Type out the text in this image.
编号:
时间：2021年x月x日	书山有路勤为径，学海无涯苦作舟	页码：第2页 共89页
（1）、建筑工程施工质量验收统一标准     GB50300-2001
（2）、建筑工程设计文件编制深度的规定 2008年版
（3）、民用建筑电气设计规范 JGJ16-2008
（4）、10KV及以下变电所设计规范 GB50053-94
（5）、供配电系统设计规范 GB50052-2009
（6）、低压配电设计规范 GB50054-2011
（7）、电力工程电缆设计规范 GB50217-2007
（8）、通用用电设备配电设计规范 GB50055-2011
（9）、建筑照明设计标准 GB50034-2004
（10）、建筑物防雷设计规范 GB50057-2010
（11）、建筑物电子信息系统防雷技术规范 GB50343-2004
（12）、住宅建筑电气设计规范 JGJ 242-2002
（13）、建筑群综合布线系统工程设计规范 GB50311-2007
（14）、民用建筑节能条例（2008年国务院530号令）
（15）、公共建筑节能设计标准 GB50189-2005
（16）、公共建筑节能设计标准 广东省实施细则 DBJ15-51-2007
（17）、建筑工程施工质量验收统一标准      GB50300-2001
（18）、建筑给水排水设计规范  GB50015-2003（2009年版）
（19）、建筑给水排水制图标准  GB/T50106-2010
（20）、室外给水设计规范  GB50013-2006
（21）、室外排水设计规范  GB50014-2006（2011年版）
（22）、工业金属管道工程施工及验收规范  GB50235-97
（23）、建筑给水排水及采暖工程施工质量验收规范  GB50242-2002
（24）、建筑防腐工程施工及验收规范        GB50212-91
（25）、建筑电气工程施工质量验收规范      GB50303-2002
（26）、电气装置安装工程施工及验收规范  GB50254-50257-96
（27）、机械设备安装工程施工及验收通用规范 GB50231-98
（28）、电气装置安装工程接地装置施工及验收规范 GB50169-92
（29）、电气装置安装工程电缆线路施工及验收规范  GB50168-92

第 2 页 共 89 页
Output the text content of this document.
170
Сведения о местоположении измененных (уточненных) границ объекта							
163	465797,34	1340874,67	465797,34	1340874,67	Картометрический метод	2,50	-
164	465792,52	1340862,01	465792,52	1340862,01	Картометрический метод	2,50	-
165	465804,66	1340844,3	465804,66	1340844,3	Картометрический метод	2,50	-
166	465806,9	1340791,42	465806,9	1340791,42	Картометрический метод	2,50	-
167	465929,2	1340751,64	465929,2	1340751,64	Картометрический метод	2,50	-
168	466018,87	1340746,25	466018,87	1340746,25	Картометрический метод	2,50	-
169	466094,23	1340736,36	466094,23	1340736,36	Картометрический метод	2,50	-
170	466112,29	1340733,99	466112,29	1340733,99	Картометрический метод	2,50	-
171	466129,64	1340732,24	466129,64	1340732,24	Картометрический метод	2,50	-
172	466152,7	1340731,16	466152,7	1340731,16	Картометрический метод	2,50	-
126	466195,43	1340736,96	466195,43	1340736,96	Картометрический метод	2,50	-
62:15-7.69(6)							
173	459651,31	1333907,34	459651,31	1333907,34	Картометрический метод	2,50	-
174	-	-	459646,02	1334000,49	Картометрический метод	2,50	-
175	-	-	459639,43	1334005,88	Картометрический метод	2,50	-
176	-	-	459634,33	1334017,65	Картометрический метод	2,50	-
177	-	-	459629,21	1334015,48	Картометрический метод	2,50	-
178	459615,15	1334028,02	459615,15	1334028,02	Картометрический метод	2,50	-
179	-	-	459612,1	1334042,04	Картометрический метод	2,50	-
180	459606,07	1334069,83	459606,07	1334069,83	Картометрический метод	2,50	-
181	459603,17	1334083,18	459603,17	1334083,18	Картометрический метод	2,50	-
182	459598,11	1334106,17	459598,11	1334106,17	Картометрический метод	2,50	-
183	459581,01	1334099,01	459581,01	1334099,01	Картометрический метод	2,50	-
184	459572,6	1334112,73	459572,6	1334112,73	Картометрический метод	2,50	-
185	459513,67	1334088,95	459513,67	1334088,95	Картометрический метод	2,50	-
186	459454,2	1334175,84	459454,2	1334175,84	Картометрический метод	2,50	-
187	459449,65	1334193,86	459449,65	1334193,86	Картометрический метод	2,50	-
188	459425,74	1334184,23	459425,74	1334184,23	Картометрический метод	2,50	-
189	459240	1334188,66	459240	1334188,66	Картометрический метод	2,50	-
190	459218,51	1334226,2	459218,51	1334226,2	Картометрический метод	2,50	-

## What you will do
Could you quote the material above in full, exactly as it stands?

## Written solution
Type out the text in this image.
编号:
时间：2021年x月x日	书山有路勤为径，学海无涯苦作舟	页码：第2页 共89页
（1）、建筑工程施工质量验收统一标准     GB50300-2001
（2）、建筑工程设计文件编制深度的规定 2008年版
（3）、民用建筑电气设计规范 JGJ16-2008
（4）、10KV及以下变电所设计规范 GB50053-94
（5）、供配电系统设计规范 GB50052-2009
（6）、低压配电设计规范 GB50054-2011
（7）、电力工程电缆设计规范 GB50217-2007
（8）、通用用电设备配电设计规范 GB50055-2011
（9）、建筑照明设计标准 GB50034-2004
（10）、建筑物防雷设计规范 GB50057-2010
（11）、建筑物电子信息系统防雷技术规范 GB50343-2004
（12）、住宅建筑电气设计规范 JGJ 242-2002
（13）、建筑群综合布线系统工程设计规范 GB50311-2007
（14）、民用建筑节能条例（2008年国务院530号令）
（15）、公共建筑节能设计标准 GB50189-2005
（16）、公共建筑节能设计标准 广东省实施细则 DBJ15-51-2007
（17）、建筑工程施工质量验收统一标准      GB50300-2001
（18）、建筑给水排水设计规范  GB50015-2003（2009年版）
（19）、建筑给水排水制图标准  GB/T50106-2010
（20）、室外给水设计规范  GB50013-2006
（21）、室外排水设计规范  GB50014-2006（2011年版）
（22）、工业金属管道工程施工及验收规范  GB50235-97
（23）、建筑给水排水及采暖工程施工质量验收规范  GB50242-2002
（24）、建筑防腐工程施工及验收规范        GB50212-91
（25）、建筑电气工程施工质量验收规范      GB50303-2002
（26）、电气装置安装工程施工及验收规范  GB50254-50257-96
（27）、机械设备安装工程施工及验收通用规范 GB50231-98
（28）、电气装置安装工程接地装置施工及验收规范 GB50169-92
（29）、电气装置安装工程电缆线路施工及验收规范  GB50168-92

第 2 页 共 89 页
Output the text content of this document.
170
Сведения о местоположении измененных (уточненных) границ объекта							
163	465797,34	1340874,67	465797,34	1340874,67	Картометрический метод	2,50	-
164	465792,52	1340862,01	465792,52	1340862,01	Картометрический метод	2,50	-
165	465804,66	1340844,3	465804,66	1340844,3	Картометрический метод	2,50	-
166	465806,9	1340791,42	465806,9	1340791,42	Картометрический метод	2,50	-
167	465929,2	1340751,64	465929,2	1340751,64	Картометрический метод	2,50	-
168	466018,87	1340746,25	466018,87	1340746,25	Картометрический метод	2,50	-
169	466094,23	1340736,36	466094,23	1340736,36	Картометрический метод	2,50	-
170	466112,29	1340733,99	466112,29	1340733,99	Картометрический метод	2,50	-
171	466129,64	1340732,24	466129,64	1340732,24	Картометрический метод	2,50	-
172	466152,7	1340731,16	466152,7	1340731,16	Картометрический метод	2,50	-
126	466195,43	1340736,96	466195,43	1340736,96	Картометрический метод	2,50	-
62:15-7.69(6)							
173	459651,31	1333907,34	459651,31	1333907,34	Картометрический метод	2,50	-
174	-	-	459646,02	1334000,49	Картометрический метод	2,50	-
175	-	-	459639,43	1334005,88	Картометрический метод	2,50	-
176	-	-	459634,33	1334017,65	Картометрический метод	2,50	-
177	-	-	459629,21	1334015,48	Картометрический метод	2,50	-
178	459615,15	1334028,02	459615,15	1334028,02	Картометрический метод	2,50	-
179	-	-	459612,1	1334042,04	Картометрический метод	2,50	-
180	459606,07	1334069,83	459606,07	1334069,83	Картометрический метод	2,50	-
181	459603,17	1334083,18	459603,17	1334083,18	Картометрический метод	2,50	-
182	459598,11	1334106,17	459598,11	1334106,17	Картометрический метод	2,50	-
183	459581,01	1334099,01	459581,01	1334099,01	Картометрический метод	2,50	-
184	459572,6	1334112,73	459572,6	1334112,73	Картометрический метод	2,50	-
185	459513,67	1334088,95	459513,67	1334088,95	Картометрический метод	2,50	-
186	459454,2	1334175,84	459454,2	1334175,84	Картометрический метод	2,50	-
187	459449,65	1334193,86	459449,65	1334193,86	Картометрический метод	2,50	-
188	459425,74	1334184,23	459425,74	1334184,23	Картометрический метод	2,50	-
189	459240	1334188,66	459240	1334188,66	Картометрический метод	2,50	-
190	459218,51	1334226,2	459218,51	1334226,2	Картометрический метод	2,50	-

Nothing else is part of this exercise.